(Collected data)

_____

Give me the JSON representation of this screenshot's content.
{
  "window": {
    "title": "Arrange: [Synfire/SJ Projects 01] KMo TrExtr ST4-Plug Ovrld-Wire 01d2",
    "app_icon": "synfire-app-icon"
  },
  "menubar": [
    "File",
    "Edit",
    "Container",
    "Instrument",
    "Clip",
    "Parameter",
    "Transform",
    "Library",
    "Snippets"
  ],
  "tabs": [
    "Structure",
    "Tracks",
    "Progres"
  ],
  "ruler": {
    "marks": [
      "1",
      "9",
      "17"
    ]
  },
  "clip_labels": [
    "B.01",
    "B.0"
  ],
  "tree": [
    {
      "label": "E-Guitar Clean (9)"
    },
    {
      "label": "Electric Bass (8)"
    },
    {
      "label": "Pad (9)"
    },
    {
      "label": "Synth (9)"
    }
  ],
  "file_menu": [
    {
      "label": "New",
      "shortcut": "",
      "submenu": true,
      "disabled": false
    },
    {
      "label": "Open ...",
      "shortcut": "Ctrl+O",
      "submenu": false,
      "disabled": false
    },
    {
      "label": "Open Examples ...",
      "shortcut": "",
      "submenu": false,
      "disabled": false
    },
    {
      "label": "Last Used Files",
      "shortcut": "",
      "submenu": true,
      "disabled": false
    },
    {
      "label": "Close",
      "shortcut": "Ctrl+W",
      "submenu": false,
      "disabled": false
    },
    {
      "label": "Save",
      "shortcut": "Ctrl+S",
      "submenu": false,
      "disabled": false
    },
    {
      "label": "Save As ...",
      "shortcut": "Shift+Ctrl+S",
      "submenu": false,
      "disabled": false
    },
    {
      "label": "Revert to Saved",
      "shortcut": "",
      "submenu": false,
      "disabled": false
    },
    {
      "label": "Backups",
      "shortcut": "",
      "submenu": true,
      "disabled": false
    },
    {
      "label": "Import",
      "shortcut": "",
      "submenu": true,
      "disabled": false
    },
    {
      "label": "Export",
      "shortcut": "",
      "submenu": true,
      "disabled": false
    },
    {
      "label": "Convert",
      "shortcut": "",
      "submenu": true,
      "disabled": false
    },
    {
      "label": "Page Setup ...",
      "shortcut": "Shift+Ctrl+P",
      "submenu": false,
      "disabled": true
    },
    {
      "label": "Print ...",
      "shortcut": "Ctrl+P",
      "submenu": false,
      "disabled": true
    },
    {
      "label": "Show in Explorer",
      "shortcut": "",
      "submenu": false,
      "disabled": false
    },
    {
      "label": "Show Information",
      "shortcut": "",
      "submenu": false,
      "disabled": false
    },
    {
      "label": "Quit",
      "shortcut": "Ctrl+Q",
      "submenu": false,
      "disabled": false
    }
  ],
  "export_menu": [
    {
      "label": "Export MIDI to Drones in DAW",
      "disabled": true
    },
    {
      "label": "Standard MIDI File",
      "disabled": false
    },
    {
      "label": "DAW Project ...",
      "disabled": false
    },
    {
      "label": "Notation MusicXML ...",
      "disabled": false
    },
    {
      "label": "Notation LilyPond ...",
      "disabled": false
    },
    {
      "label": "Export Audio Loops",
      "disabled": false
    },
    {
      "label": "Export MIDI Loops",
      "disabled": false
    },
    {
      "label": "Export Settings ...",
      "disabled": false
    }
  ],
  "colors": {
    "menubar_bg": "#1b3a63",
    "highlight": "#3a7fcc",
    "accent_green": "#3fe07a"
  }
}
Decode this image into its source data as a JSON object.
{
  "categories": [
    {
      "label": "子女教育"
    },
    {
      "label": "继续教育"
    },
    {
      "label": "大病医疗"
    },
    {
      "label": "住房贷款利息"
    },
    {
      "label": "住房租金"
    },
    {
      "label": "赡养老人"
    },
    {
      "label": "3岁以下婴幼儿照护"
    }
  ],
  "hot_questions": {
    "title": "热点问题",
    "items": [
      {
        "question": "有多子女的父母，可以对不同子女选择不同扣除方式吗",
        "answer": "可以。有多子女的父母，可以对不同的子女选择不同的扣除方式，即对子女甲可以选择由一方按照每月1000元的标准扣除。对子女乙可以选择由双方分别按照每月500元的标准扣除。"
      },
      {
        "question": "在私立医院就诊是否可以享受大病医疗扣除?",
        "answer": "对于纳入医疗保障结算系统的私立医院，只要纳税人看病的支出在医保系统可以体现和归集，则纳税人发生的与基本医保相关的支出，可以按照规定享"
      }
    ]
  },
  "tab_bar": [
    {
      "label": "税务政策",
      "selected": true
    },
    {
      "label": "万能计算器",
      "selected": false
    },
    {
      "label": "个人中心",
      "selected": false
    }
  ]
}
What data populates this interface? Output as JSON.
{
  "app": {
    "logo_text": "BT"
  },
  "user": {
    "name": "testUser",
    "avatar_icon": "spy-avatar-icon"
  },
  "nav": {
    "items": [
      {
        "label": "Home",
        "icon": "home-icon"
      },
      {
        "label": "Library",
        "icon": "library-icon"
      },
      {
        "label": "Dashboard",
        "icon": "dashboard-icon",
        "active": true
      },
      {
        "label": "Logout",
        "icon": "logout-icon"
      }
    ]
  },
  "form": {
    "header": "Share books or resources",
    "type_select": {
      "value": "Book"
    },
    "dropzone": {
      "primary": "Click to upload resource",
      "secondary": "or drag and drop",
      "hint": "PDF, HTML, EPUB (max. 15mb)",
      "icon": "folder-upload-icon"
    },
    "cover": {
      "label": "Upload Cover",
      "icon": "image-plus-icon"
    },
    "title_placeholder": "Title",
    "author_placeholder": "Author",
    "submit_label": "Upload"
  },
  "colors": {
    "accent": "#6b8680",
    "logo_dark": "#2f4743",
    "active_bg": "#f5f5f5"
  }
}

_____

Return a copy of every line that includes the word "answer".

        "answer": "可以。有多子女的父母，可以对不同的子女选择不同的扣除方式，即对子女甲可以选择由一方按照每月1000元的标准扣除。对子女乙可以选择由双方分别按照每月500元的标准扣除。"
        "answer": "对于纳入医疗保障结算系统的私立医院，只要纳税人看病的支出在医保系统可以体现和归集，则纳税人发生的与基本医保相关的支出，可以按照规定享"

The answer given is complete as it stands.